# [DIRECTION]
Write out all lines holding the word "marginal".

# [Excerpts from a figure dataset]
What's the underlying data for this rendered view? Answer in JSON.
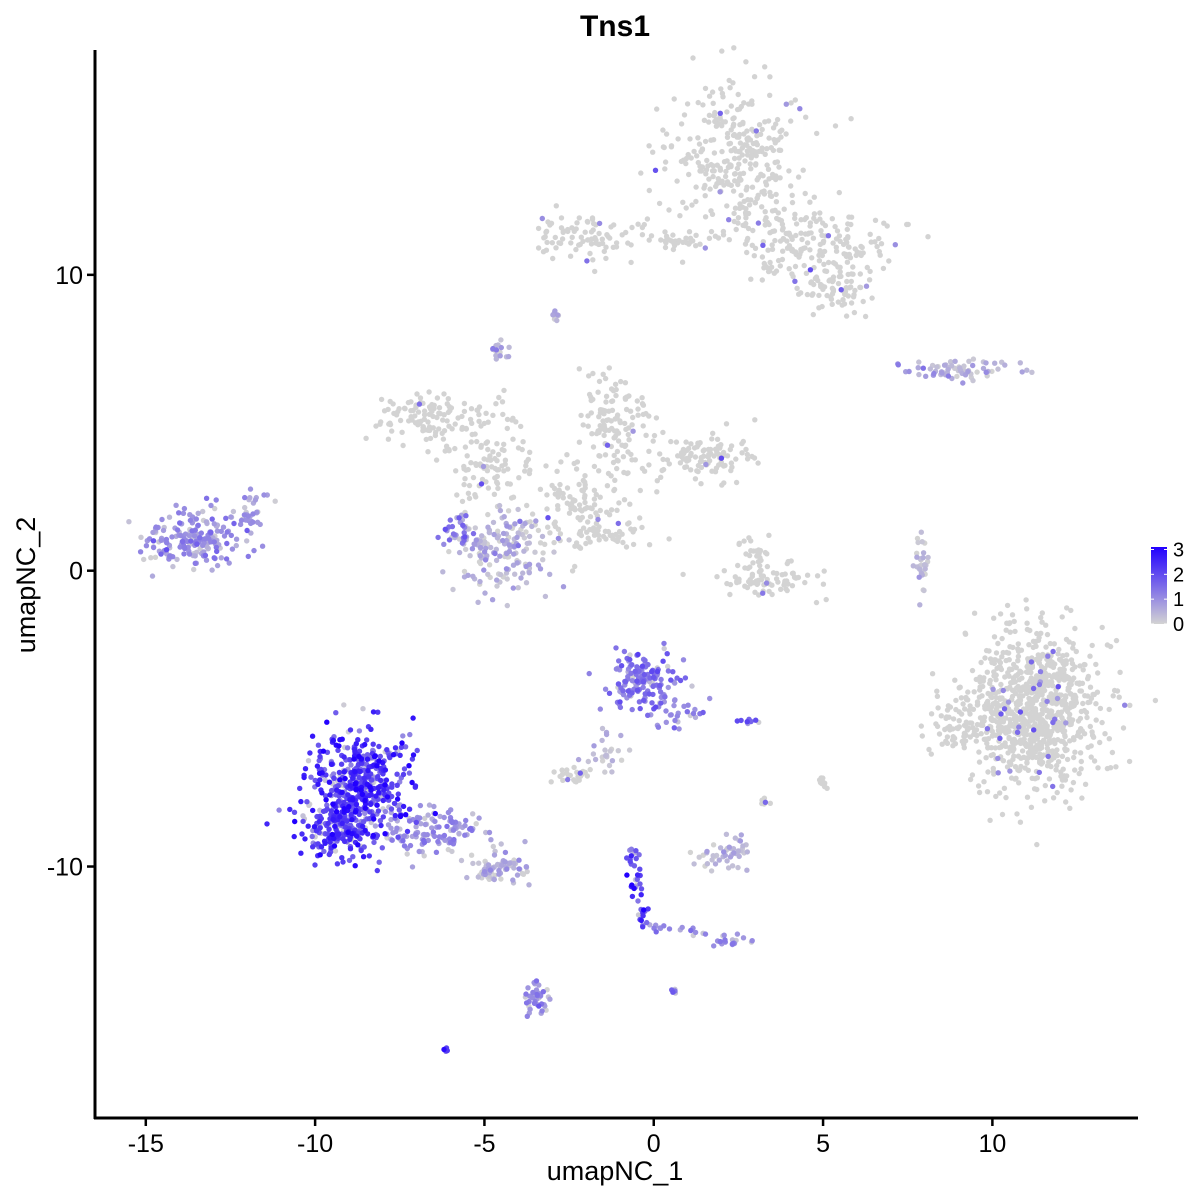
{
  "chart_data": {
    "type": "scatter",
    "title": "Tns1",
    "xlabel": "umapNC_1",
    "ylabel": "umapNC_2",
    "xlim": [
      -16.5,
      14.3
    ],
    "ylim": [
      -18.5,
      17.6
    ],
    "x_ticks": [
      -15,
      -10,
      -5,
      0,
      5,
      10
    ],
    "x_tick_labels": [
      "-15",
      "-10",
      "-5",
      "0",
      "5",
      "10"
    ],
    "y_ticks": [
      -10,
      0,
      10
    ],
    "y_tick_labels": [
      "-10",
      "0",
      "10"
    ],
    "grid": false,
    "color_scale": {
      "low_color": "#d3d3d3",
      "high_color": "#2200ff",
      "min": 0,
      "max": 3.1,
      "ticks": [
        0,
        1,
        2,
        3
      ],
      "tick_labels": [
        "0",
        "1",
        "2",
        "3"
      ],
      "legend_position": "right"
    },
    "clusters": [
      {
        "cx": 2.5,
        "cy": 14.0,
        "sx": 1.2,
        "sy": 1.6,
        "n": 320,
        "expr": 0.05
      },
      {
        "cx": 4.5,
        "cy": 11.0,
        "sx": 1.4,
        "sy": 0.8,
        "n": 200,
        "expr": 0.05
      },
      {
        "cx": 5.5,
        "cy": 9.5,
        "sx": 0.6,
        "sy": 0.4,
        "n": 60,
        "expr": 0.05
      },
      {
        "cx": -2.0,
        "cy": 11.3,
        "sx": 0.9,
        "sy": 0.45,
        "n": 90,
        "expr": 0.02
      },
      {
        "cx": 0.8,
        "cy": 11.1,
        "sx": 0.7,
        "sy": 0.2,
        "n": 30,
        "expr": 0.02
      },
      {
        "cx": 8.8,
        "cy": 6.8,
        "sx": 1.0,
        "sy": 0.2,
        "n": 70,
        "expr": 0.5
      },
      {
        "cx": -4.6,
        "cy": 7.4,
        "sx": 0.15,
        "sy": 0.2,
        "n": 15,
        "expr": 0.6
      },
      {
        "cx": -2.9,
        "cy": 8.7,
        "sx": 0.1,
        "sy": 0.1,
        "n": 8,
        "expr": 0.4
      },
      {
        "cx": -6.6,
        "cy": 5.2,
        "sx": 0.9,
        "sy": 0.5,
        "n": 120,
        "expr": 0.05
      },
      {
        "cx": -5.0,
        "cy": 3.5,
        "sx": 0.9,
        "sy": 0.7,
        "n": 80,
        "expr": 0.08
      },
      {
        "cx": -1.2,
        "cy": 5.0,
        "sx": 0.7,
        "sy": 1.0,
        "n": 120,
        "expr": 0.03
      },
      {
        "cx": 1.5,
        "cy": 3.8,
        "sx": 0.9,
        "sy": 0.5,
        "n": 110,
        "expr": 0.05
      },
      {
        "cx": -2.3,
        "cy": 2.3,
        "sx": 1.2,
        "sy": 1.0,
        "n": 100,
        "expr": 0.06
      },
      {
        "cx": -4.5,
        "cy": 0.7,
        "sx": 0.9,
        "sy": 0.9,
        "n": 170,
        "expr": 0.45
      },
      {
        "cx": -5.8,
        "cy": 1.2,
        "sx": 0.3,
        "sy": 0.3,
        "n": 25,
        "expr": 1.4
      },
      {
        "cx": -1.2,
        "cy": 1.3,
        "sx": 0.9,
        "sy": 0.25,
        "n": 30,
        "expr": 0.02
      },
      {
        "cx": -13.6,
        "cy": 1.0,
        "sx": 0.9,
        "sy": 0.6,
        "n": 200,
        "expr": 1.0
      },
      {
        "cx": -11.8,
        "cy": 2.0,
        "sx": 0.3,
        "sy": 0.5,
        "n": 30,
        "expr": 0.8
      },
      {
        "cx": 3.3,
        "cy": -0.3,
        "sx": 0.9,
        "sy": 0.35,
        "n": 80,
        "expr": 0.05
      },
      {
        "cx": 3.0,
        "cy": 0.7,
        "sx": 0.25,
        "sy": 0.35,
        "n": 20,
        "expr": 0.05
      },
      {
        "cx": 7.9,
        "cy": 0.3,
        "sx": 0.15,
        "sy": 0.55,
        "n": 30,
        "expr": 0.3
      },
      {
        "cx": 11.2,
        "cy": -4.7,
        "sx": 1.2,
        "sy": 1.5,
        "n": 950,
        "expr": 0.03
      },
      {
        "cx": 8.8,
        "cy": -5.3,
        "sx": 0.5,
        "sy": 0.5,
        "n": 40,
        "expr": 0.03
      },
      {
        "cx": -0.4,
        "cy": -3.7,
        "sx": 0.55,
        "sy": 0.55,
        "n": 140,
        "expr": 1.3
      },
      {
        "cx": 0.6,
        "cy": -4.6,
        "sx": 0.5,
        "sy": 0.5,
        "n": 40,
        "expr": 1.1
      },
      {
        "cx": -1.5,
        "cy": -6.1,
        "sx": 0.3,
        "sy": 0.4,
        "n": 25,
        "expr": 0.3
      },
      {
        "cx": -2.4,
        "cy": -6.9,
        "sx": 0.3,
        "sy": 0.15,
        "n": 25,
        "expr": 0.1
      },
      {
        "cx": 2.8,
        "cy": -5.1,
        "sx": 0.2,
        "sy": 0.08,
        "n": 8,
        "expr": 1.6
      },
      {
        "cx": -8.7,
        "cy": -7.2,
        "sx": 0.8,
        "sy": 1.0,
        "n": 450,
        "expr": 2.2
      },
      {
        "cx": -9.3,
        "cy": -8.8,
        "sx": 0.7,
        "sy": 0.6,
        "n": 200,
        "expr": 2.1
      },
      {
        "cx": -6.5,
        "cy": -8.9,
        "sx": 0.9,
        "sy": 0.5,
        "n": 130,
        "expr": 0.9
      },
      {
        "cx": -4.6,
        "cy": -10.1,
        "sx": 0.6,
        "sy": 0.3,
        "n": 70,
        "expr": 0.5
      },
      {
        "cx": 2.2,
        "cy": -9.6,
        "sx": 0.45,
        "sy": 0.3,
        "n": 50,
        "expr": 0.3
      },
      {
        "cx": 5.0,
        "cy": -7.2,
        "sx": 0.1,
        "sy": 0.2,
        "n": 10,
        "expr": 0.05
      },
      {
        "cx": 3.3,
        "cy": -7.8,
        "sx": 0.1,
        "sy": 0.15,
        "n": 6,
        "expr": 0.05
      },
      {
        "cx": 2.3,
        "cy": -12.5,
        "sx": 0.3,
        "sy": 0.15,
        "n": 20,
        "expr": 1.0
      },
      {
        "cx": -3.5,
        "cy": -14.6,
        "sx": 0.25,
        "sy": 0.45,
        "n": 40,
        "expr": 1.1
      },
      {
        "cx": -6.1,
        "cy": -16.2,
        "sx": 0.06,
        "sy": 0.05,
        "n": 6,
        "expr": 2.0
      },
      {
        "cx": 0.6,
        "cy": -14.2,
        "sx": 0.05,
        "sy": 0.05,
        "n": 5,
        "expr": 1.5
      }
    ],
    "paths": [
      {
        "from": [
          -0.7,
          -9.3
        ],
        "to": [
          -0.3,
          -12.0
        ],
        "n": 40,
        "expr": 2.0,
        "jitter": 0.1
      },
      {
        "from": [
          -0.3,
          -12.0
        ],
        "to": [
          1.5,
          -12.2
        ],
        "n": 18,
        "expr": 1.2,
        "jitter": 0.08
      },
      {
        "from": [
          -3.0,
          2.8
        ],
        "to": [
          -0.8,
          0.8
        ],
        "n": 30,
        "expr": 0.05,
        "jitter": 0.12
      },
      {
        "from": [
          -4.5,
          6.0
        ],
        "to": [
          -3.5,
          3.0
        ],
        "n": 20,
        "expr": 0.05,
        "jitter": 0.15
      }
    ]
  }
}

--

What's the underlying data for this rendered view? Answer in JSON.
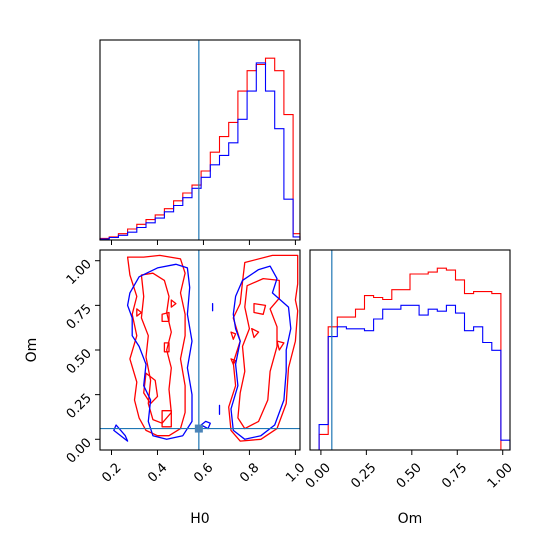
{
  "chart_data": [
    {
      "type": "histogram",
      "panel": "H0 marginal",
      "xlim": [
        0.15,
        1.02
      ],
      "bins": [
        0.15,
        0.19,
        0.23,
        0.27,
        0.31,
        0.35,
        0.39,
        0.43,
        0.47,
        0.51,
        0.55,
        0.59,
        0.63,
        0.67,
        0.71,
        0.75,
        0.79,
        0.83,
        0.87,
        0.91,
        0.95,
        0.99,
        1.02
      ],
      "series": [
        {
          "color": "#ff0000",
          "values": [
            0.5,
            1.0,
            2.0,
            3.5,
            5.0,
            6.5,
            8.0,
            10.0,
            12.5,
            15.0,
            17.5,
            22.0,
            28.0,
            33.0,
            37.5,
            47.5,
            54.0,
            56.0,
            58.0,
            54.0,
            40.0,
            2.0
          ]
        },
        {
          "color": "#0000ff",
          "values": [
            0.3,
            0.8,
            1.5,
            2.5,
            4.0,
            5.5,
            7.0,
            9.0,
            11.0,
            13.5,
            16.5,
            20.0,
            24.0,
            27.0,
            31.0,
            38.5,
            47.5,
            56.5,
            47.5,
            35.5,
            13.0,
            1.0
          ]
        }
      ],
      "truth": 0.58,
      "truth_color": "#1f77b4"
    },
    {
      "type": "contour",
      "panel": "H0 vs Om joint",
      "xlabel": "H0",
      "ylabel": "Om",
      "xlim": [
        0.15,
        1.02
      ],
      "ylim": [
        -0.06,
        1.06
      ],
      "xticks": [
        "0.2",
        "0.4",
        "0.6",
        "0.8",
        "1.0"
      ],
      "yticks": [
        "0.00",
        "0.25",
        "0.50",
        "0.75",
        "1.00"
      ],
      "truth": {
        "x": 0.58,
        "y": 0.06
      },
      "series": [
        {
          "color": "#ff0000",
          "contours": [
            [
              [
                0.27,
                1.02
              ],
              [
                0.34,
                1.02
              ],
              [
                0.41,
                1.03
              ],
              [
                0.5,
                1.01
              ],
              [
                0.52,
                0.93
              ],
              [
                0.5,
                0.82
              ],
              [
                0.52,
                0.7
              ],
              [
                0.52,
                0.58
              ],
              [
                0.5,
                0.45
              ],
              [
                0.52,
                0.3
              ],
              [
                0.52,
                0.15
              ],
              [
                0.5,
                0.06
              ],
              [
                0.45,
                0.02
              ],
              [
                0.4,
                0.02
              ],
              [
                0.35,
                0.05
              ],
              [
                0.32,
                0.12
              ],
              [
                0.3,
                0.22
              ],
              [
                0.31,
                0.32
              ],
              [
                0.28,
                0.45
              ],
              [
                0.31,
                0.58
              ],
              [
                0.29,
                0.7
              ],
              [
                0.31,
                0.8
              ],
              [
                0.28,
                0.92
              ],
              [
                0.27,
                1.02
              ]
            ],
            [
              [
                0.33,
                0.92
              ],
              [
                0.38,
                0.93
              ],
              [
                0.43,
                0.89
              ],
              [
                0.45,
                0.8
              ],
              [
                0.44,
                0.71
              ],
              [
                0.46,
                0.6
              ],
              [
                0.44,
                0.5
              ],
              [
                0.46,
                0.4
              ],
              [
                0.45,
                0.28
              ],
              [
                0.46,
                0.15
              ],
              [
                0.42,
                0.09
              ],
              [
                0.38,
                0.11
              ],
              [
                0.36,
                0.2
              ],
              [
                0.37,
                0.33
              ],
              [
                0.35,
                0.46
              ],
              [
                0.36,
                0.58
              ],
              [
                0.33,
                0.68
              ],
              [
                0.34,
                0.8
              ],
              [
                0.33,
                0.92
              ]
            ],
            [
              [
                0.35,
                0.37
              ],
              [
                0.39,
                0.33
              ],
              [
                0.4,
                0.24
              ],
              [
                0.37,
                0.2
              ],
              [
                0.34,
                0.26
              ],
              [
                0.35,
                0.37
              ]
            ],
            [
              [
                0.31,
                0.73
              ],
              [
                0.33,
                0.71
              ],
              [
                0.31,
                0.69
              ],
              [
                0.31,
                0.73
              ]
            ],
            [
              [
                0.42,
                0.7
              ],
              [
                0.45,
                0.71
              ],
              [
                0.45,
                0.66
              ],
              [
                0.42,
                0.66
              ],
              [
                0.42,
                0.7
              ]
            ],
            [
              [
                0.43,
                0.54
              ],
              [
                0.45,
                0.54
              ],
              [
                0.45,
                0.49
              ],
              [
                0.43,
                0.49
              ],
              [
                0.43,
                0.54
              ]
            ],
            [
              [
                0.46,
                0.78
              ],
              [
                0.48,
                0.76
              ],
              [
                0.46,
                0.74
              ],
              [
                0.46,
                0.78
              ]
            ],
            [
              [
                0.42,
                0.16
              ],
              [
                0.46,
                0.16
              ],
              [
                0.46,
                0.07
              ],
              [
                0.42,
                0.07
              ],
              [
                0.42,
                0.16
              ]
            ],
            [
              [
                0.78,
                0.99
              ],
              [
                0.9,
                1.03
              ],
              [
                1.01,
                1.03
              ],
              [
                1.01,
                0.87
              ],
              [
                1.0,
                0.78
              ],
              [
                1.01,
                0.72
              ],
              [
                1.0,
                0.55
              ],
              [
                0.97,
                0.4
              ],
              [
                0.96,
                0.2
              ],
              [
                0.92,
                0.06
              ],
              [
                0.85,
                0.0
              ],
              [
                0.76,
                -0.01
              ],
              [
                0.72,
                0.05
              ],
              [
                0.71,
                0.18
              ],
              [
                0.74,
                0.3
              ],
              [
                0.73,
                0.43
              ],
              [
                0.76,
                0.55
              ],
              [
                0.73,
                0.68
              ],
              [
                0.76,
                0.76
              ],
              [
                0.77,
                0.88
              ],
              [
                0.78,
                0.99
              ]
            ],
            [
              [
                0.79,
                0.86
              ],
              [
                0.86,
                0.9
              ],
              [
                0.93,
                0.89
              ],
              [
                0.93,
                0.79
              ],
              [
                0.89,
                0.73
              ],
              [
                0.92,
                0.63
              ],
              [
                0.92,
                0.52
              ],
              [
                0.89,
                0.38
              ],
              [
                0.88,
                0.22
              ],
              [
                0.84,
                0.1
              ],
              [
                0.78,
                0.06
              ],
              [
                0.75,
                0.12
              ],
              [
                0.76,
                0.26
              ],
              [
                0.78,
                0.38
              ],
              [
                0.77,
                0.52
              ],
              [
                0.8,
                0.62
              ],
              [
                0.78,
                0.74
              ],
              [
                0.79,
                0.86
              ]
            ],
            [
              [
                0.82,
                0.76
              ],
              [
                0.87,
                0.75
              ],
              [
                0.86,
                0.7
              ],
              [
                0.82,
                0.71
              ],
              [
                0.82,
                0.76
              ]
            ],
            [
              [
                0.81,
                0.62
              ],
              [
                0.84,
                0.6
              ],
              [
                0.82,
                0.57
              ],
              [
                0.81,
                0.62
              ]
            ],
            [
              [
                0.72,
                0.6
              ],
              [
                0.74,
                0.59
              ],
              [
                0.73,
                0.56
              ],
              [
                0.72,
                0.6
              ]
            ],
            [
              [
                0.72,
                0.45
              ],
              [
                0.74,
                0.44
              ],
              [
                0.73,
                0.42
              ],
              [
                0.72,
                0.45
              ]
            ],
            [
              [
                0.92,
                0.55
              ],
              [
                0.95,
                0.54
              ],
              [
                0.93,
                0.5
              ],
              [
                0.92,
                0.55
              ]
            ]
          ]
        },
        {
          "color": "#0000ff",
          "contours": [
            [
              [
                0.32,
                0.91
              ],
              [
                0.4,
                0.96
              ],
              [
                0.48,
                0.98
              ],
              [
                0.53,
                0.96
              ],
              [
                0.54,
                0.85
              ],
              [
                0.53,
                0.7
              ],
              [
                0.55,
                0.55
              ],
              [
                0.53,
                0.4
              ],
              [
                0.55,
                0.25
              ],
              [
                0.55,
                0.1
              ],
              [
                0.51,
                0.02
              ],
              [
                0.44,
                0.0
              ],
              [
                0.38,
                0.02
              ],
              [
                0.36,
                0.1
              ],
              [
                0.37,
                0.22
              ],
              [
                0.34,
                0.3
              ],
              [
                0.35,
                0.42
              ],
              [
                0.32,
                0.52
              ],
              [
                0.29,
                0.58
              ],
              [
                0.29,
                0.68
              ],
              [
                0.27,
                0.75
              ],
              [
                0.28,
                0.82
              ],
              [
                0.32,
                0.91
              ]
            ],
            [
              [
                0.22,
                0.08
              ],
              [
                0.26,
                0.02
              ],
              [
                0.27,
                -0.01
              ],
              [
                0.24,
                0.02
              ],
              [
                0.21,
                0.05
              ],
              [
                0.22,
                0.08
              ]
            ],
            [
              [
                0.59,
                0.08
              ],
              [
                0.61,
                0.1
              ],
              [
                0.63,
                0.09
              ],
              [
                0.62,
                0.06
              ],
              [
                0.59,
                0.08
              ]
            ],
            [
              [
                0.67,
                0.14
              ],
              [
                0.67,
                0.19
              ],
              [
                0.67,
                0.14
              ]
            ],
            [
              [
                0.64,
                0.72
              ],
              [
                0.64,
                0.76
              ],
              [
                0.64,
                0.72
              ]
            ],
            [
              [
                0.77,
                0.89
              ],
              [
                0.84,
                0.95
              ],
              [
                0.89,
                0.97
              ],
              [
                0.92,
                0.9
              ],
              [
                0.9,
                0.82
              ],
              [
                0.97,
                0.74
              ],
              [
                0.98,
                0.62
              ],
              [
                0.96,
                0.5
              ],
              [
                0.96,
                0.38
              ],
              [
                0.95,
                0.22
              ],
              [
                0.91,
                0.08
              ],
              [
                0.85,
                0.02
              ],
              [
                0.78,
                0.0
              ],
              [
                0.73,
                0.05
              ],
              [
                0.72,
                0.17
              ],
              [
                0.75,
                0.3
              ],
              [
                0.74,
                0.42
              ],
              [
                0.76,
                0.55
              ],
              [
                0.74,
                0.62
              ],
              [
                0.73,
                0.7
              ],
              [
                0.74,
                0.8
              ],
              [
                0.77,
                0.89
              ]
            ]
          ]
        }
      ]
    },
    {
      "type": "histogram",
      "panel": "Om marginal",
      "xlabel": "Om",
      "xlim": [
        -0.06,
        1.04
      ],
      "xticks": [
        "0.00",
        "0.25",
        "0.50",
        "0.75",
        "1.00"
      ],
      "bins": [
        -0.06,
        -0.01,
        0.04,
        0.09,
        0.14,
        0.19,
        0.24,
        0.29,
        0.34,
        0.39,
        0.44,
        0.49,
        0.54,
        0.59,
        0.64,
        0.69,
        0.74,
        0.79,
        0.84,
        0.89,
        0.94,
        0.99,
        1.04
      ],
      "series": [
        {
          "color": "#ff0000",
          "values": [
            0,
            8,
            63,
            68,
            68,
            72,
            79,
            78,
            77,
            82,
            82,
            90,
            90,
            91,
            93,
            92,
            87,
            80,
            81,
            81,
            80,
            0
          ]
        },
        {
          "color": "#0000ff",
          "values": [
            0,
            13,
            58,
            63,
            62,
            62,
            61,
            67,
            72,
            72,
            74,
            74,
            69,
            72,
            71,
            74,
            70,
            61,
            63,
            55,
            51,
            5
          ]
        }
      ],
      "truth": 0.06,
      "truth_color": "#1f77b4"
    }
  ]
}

# [SOLUTION FOR THIS TASK]
      "panel": "H0 marginal",
      "panel": "Om marginal",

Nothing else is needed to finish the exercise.